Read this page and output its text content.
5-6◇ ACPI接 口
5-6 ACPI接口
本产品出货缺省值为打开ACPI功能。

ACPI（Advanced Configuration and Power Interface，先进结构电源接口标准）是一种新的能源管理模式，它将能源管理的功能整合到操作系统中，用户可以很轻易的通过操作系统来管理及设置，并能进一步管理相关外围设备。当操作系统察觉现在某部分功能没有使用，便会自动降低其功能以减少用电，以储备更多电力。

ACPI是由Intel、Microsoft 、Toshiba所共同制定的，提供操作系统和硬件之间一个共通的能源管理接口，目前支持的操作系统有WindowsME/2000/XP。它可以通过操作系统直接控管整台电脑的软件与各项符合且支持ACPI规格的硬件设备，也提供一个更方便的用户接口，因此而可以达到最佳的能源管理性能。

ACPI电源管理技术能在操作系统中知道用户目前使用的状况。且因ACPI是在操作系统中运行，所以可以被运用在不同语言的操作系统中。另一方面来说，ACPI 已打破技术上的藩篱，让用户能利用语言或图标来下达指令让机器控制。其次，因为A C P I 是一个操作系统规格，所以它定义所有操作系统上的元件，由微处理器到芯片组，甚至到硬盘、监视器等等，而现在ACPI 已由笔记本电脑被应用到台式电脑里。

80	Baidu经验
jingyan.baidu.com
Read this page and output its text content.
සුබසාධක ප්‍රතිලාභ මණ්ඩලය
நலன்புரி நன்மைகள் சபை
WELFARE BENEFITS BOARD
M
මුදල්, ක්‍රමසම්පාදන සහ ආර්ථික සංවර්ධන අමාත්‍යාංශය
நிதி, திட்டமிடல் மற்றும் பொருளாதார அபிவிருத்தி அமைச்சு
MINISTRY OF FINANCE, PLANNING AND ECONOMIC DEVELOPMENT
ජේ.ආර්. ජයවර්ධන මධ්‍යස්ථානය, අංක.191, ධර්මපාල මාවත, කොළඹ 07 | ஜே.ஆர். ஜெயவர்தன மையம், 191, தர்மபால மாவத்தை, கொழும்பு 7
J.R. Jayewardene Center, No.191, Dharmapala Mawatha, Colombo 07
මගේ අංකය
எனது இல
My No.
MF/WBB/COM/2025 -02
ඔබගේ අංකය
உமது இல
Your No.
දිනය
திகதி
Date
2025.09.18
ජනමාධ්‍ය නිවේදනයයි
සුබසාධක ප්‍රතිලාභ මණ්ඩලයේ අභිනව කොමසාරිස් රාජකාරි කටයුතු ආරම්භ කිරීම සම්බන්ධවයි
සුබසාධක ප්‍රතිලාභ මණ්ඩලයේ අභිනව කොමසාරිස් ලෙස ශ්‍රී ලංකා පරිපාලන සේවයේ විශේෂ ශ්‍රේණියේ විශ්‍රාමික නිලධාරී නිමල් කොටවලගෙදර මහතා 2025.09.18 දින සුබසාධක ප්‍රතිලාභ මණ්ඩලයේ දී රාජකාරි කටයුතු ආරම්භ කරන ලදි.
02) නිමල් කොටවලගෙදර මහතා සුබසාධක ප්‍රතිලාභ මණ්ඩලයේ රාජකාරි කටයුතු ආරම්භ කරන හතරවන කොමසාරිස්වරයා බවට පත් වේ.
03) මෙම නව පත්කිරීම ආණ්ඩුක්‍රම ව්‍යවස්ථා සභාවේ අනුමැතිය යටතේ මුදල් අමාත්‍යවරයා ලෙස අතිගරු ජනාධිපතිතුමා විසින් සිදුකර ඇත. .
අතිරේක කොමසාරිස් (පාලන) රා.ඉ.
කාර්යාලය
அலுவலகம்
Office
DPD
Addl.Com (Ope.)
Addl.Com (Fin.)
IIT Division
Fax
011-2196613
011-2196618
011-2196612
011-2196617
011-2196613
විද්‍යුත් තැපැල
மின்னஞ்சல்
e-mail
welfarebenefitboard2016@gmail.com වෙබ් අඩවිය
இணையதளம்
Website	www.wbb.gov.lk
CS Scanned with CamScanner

SHORT PROBLEM: Read through the entries and copy every line that includes "ටවලග".

COMPLETE OUTPUT:
සුබසාධක ප්‍රතිලාභ මණ්ඩලයේ අභිනව කොමසාරිස් ලෙස ශ්‍රී ලංකා පරිපාලන සේවයේ විශේෂ ශ්‍රේණියේ විශ්‍රාමික නිලධාරී නිමල් කොටවලගෙදර මහතා 2025.09.18 දින සුබසාධක ප්‍රතිලාභ මණ්ඩලයේ දී රාජකාරි කටයුතු ආරම්භ කරන ලදි.
02) නිමල් කොටවලගෙදර මහතා සුබසාධක ප්‍රතිලාභ මණ්ඩලයේ රාජකාරි කටයුතු ආරම්භ කරන හතරවන කොමසාරිස්වරයා බවට පත් වේ.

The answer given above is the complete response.